■ Do this ■
Read the lines below. Copy out any that hold the string "rántva".
==== Records shown
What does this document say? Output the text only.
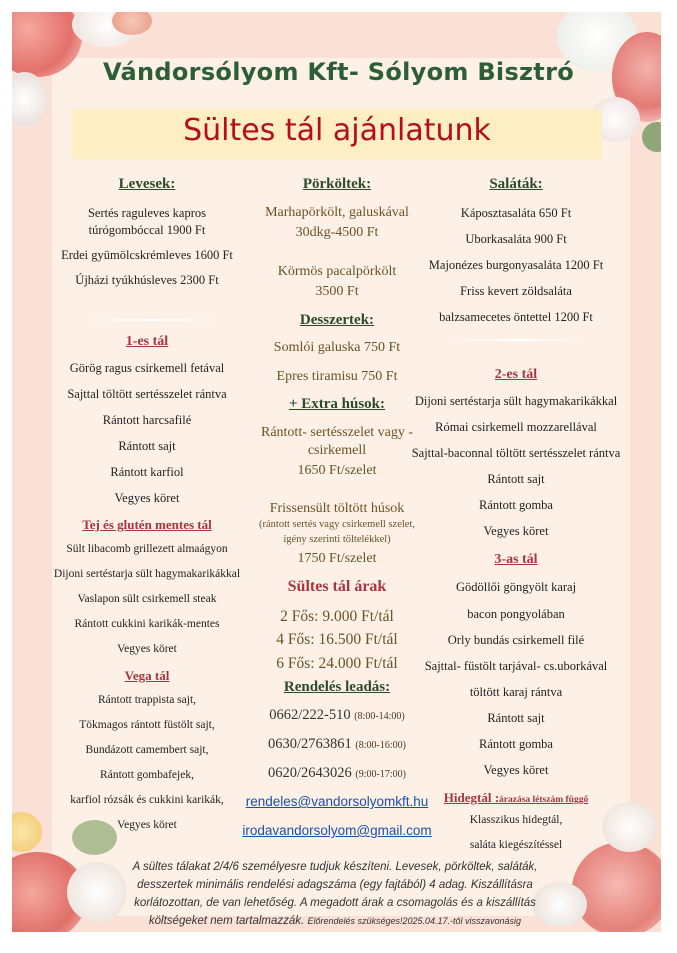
Vándorsólyom Kft- Sólyom Bisztró
Sültes tál ajánlatunk
Levesek:
Sertés raguleves kapros
túrógombóccal 1900 Ft
Erdei gyümölcskrémleves 1600 Ft
Újházi tyúkhúsleves 2300 Ft
1-es tál
Görög ragus csirkemell fetával
Sajttal töltött sertésszelet rántva
Rántott harcsafilé
Rántott sajt
Rántott karfiol
Vegyes köret
Tej és glutén mentes tál
Sült libacomb grillezett almaágyon
Dijoni sertéstarja sült hagymakarikákkal
Vaslapon sült csirkemell steak
Rántott cukkini karikák-mentes
Vegyes köret
Vega tál
Rántott trappista sajt,
Tökmagos rántott füstölt sajt,
Bundázott camembert sajt,
Rántott gombafejek,
karfiol rózsák és cukkini karikák,
Vegyes köret
Pörköltek:
Marhapörkölt, galuskával
30dkg-4500 Ft
Körmös pacalpörkölt
3500 Ft
Desszertek:
Somlói galuska 750 Ft
Epres tiramisu 750 Ft
+ Extra húsok:
Rántott- sertésszelet vagy -
csirkemell
1650 Ft/szelet
Frissensült töltött húsok
(rántott sertés vagy csirkemell szelet,
igény szerinti töltelékkel)
1750 Ft/szelet
Sültes tál árak
2 Fős: 9.000 Ft/tál
4 Fős: 16.500 Ft/tál
6 Fős: 24.000 Ft/tál
Rendelés leadás:
0662/222-510 (8:00-14:00)
0630/2763861 (8:00-16:00)
0620/2643026 (9:00-17:00)
rendeles@vandorsolyomkft.hu
irodavandorsolyom@gmail.com
Saláták:
Káposztasaláta 650 Ft
Uborkasaláta 900 Ft
Majonézes burgonyasaláta 1200 Ft
Friss kevert zöldsaláta
balzsamecetes öntettel 1200 Ft
2-es tál
Dijoni sertéstarja sült hagymakarikákkal
Római csirkemell mozzarellával
Sajttal-baconnal töltött sertésszelet rántva
Rántott sajt
Rántott gomba
Vegyes köret
3-as tál
Gödöllői göngyölt karaj
bacon pongyolában
Orly bundás csirkemell filé
Sajttal- füstölt tarjával- cs.uborkával
töltött karaj rántva
Rántott sajt
Rántott gomba
Vegyes köret
Hidegtál :árazása létszám függő
Klasszikus hidegtál,
saláta kiegészítéssel
A sültes tálakat 2/4/6 személyesre tudjuk készíteni. Levesek, pörköltek, saláták,
desszertek minimális rendelési adagszáma (egy fajtából) 4 adag. Kiszállításra
korlátozottan, de van lehetőség. A megadott árak a csomagolás és a kiszállítás
költségeket nem tartalmazzák. Előrendelés szükséges!2025.04.17.-től visszavonásig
========
■ Correct output ■
Sajttal töltött sertésszelet rántva
Sajttal-baconnal töltött sertésszelet rántva
töltött karaj rántva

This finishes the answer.